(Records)
::::

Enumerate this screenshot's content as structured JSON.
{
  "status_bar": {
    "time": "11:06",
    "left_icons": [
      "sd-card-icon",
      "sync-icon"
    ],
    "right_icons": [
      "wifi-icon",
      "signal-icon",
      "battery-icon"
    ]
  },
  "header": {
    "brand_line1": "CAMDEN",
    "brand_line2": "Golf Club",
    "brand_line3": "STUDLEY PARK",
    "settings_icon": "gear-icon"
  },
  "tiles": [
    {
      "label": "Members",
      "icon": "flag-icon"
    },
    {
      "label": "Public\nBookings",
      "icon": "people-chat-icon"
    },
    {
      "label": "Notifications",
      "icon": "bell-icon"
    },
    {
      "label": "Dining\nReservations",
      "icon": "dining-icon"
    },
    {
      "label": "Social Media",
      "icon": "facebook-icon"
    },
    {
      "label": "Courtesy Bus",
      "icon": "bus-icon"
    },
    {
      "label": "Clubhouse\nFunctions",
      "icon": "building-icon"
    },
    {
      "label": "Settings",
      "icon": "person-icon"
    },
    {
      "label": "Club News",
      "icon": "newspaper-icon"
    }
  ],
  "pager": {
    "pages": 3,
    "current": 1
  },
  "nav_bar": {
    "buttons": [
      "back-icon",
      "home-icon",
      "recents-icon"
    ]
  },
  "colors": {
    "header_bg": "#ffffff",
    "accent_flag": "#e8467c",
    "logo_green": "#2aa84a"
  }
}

::::

■ What the exercise asks ■
Give the listing again, word for word.

■ Solution for this exercise ■
Enumerate this screenshot's content as structured JSON.
{
  "status_bar": {
    "time": "11:06",
    "left_icons": [
      "sd-card-icon",
      "sync-icon"
    ],
    "right_icons": [
      "wifi-icon",
      "signal-icon",
      "battery-icon"
    ]
  },
  "header": {
    "brand_line1": "CAMDEN",
    "brand_line2": "Golf Club",
    "brand_line3": "STUDLEY PARK",
    "settings_icon": "gear-icon"
  },
  "tiles": [
    {
      "label": "Members",
      "icon": "flag-icon"
    },
    {
      "label": "Public\nBookings",
      "icon": "people-chat-icon"
    },
    {
      "label": "Notifications",
      "icon": "bell-icon"
    },
    {
      "label": "Dining\nReservations",
      "icon": "dining-icon"
    },
    {
      "label": "Social Media",
      "icon": "facebook-icon"
    },
    {
      "label": "Courtesy Bus",
      "icon": "bus-icon"
    },
    {
      "label": "Clubhouse\nFunctions",
      "icon": "building-icon"
    },
    {
      "label": "Settings",
      "icon": "person-icon"
    },
    {
      "label": "Club News",
      "icon": "newspaper-icon"
    }
  ],
  "pager": {
    "pages": 3,
    "current": 1
  },
  "nav_bar": {
    "buttons": [
      "back-icon",
      "home-icon",
      "recents-icon"
    ]
  },
  "colors": {
    "header_bg": "#ffffff",
    "accent_flag": "#e8467c",
    "logo_green": "#2aa84a"
  }
}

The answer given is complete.